┌─ Data rows
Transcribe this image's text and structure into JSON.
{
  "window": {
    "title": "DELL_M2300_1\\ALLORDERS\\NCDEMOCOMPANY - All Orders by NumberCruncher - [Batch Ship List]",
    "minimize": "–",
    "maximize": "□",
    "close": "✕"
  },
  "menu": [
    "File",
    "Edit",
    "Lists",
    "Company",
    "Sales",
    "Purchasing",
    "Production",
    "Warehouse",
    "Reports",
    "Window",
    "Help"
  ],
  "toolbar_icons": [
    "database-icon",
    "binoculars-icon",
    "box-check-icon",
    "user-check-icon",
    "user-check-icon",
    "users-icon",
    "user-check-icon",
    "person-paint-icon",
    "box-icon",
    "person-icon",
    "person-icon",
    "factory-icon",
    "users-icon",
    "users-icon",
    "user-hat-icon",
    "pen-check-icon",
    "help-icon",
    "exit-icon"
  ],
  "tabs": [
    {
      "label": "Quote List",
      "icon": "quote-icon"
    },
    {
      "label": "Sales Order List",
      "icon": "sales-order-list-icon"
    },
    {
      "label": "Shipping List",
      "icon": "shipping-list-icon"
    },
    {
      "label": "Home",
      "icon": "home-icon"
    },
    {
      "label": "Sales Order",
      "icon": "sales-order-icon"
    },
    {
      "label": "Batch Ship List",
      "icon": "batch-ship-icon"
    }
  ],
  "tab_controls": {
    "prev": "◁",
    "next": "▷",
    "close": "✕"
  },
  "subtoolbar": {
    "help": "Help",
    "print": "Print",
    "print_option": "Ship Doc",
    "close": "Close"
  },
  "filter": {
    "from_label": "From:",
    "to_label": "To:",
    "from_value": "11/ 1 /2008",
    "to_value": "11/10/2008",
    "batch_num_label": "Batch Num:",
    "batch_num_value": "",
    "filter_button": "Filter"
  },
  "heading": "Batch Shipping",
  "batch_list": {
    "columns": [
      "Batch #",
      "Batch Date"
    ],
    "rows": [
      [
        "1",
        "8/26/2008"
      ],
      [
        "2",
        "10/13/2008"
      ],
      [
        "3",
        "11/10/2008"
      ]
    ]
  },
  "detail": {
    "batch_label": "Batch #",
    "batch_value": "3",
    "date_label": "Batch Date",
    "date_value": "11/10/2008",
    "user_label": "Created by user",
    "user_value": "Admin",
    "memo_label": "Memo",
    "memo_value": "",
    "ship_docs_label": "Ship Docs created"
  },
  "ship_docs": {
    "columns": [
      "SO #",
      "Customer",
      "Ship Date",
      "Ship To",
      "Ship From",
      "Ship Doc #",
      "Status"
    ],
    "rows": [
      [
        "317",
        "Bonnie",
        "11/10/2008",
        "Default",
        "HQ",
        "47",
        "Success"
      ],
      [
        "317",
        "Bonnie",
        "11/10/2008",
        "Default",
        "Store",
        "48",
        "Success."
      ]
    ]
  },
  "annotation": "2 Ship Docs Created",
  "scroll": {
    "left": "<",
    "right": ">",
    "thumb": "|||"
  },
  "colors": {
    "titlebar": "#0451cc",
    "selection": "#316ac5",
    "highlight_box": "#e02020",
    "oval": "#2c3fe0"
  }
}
└─
### Problem statement
Please repeat the material above, word for word and in full.

### Response to this task
Transcribe this image's text and structure into JSON.
{
  "window": {
    "title": "DELL_M2300_1\\ALLORDERS\\NCDEMOCOMPANY - All Orders by NumberCruncher - [Batch Ship List]",
    "minimize": "–",
    "maximize": "□",
    "close": "✕"
  },
  "menu": [
    "File",
    "Edit",
    "Lists",
    "Company",
    "Sales",
    "Purchasing",
    "Production",
    "Warehouse",
    "Reports",
    "Window",
    "Help"
  ],
  "toolbar_icons": [
    "database-icon",
    "binoculars-icon",
    "box-check-icon",
    "user-check-icon",
    "user-check-icon",
    "users-icon",
    "user-check-icon",
    "person-paint-icon",
    "box-icon",
    "person-icon",
    "person-icon",
    "factory-icon",
    "users-icon",
    "users-icon",
    "user-hat-icon",
    "pen-check-icon",
    "help-icon",
    "exit-icon"
  ],
  "tabs": [
    {
      "label": "Quote List",
      "icon": "quote-icon"
    },
    {
      "label": "Sales Order List",
      "icon": "sales-order-list-icon"
    },
    {
      "label": "Shipping List",
      "icon": "shipping-list-icon"
    },
    {
      "label": "Home",
      "icon": "home-icon"
    },
    {
      "label": "Sales Order",
      "icon": "sales-order-icon"
    },
    {
      "label": "Batch Ship List",
      "icon": "batch-ship-icon"
    }
  ],
  "tab_controls": {
    "prev": "◁",
    "next": "▷",
    "close": "✕"
  },
  "subtoolbar": {
    "help": "Help",
    "print": "Print",
    "print_option": "Ship Doc",
    "close": "Close"
  },
  "filter": {
    "from_label": "From:",
    "to_label": "To:",
    "from_value": "11/ 1 /2008",
    "to_value": "11/10/2008",
    "batch_num_label": "Batch Num:",
    "batch_num_value": "",
    "filter_button": "Filter"
  },
  "heading": "Batch Shipping",
  "batch_list": {
    "columns": [
      "Batch #",
      "Batch Date"
    ],
    "rows": [
      [
        "1",
        "8/26/2008"
      ],
      [
        "2",
        "10/13/2008"
      ],
      [
        "3",
        "11/10/2008"
      ]
    ]
  },
  "detail": {
    "batch_label": "Batch #",
    "batch_value": "3",
    "date_label": "Batch Date",
    "date_value": "11/10/2008",
    "user_label": "Created by user",
    "user_value": "Admin",
    "memo_label": "Memo",
    "memo_value": "",
    "ship_docs_label": "Ship Docs created"
  },
  "ship_docs": {
    "columns": [
      "SO #",
      "Customer",
      "Ship Date",
      "Ship To",
      "Ship From",
      "Ship Doc #",
      "Status"
    ],
    "rows": [
      [
        "317",
        "Bonnie",
        "11/10/2008",
        "Default",
        "HQ",
        "47",
        "Success"
      ],
      [
        "317",
        "Bonnie",
        "11/10/2008",
        "Default",
        "Store",
        "48",
        "Success."
      ]
    ]
  },
  "annotation": "2 Ship Docs Created",
  "scroll": {
    "left": "<",
    "right": ">",
    "thumb": "|||"
  },
  "colors": {
    "titlebar": "#0451cc",
    "selection": "#316ac5",
    "highlight_box": "#e02020",
    "oval": "#2c3fe0"
  }
}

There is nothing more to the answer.